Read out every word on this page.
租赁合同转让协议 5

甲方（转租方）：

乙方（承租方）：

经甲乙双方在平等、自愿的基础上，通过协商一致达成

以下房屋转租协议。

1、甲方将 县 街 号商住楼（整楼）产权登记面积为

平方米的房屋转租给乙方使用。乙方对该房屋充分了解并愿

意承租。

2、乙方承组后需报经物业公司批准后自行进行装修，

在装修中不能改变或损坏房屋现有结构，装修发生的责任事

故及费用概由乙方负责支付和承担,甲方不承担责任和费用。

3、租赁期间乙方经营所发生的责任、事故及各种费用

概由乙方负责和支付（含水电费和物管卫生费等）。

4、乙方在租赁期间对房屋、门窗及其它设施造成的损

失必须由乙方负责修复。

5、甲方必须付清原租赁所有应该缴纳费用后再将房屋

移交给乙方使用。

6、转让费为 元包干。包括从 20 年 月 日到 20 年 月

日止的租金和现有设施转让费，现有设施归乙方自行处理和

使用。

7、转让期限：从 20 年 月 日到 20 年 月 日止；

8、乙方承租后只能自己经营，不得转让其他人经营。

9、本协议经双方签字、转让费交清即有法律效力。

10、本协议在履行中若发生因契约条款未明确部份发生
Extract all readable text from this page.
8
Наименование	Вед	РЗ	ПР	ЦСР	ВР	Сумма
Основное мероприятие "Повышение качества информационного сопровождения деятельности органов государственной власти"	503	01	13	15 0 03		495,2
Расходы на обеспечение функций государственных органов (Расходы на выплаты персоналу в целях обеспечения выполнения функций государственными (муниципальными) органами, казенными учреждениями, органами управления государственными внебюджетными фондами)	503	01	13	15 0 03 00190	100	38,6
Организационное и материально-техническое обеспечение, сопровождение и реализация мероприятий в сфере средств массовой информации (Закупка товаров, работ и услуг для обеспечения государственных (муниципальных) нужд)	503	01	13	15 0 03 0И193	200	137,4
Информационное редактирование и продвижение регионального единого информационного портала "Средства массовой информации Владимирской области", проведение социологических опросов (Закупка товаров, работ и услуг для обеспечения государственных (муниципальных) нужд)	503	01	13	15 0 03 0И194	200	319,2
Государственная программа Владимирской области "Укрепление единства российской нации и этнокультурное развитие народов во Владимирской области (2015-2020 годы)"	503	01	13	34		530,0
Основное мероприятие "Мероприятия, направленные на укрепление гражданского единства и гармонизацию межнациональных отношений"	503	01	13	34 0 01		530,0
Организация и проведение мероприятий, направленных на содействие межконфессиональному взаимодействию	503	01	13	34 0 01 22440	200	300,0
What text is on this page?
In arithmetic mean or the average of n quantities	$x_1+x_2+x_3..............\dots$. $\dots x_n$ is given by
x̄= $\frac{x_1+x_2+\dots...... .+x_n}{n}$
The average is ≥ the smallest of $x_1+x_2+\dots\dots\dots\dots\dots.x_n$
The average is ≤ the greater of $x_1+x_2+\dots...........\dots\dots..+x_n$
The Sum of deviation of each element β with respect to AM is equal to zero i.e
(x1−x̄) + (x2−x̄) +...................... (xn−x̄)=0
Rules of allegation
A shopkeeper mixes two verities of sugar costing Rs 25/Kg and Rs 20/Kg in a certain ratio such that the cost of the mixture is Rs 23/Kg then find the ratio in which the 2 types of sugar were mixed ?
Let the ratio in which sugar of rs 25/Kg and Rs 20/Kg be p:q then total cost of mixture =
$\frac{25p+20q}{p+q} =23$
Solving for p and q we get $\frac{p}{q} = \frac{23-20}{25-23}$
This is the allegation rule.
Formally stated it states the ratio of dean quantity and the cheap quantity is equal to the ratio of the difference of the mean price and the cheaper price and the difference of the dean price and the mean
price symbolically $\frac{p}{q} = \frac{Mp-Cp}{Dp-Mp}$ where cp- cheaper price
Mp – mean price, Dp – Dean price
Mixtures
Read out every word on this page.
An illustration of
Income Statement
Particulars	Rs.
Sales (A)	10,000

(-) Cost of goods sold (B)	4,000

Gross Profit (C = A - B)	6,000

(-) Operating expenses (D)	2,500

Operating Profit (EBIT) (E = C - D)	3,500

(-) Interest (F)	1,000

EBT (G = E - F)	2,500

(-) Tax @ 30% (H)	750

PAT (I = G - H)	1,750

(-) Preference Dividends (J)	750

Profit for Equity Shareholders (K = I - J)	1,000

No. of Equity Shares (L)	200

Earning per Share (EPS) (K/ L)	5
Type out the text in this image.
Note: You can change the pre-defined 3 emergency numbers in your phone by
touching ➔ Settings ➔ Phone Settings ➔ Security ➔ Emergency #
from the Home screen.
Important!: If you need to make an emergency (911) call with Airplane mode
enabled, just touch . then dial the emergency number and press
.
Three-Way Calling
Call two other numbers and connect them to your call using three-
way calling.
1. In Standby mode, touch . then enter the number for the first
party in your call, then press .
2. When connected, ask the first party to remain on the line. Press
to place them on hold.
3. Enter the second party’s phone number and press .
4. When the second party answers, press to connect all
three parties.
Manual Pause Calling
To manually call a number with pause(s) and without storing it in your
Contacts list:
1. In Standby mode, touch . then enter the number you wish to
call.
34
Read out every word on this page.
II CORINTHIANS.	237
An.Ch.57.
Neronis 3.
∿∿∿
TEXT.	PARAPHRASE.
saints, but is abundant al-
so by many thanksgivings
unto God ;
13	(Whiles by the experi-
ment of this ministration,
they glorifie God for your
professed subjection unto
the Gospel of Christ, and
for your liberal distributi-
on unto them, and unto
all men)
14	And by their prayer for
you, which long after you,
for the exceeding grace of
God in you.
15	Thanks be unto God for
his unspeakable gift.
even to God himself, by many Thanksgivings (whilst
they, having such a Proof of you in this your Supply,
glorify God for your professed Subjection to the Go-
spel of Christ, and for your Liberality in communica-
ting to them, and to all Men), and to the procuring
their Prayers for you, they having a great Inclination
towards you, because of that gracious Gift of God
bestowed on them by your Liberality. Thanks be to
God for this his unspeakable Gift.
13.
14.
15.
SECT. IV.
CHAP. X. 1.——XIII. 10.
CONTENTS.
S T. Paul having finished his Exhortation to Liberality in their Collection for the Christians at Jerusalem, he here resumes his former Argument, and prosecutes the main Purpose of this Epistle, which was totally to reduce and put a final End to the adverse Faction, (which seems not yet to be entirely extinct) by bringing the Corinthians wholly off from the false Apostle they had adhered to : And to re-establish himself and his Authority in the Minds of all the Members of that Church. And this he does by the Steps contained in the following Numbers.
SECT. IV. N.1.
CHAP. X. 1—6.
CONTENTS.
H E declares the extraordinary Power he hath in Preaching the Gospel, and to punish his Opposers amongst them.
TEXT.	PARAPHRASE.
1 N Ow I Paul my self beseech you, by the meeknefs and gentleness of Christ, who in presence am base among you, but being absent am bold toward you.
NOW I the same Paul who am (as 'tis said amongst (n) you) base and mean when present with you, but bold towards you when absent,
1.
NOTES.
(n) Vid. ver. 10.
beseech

|---|

To be done: Scan the material above. Extract every line in which the word "Paul" occurs.

Reply:
S T. Paul having finished his Exhortation to Liberality in their Collection for the Christians at Jerusalem, he here resumes his former Argument, and prosecutes the main Purpose of this Epistle, which was totally to reduce and put a final End to the adverse Faction, (which seems not yet to be entirely extinct) by bringing the Corinthians wholly off from the false Apostle they had adhered to : And to re-establish himself and his Authority in the Minds of all the Members of that Church. And this he does by the Steps contained in the following Numbers.
1 N Ow I Paul my self beseech you, by the meeknefs and gentleness of Christ, who in presence am base among you, but being absent am bold toward you.
NOW I the same Paul who am (as 'tis said amongst (n) you) base and mean when present with you, but bold towards you when absent,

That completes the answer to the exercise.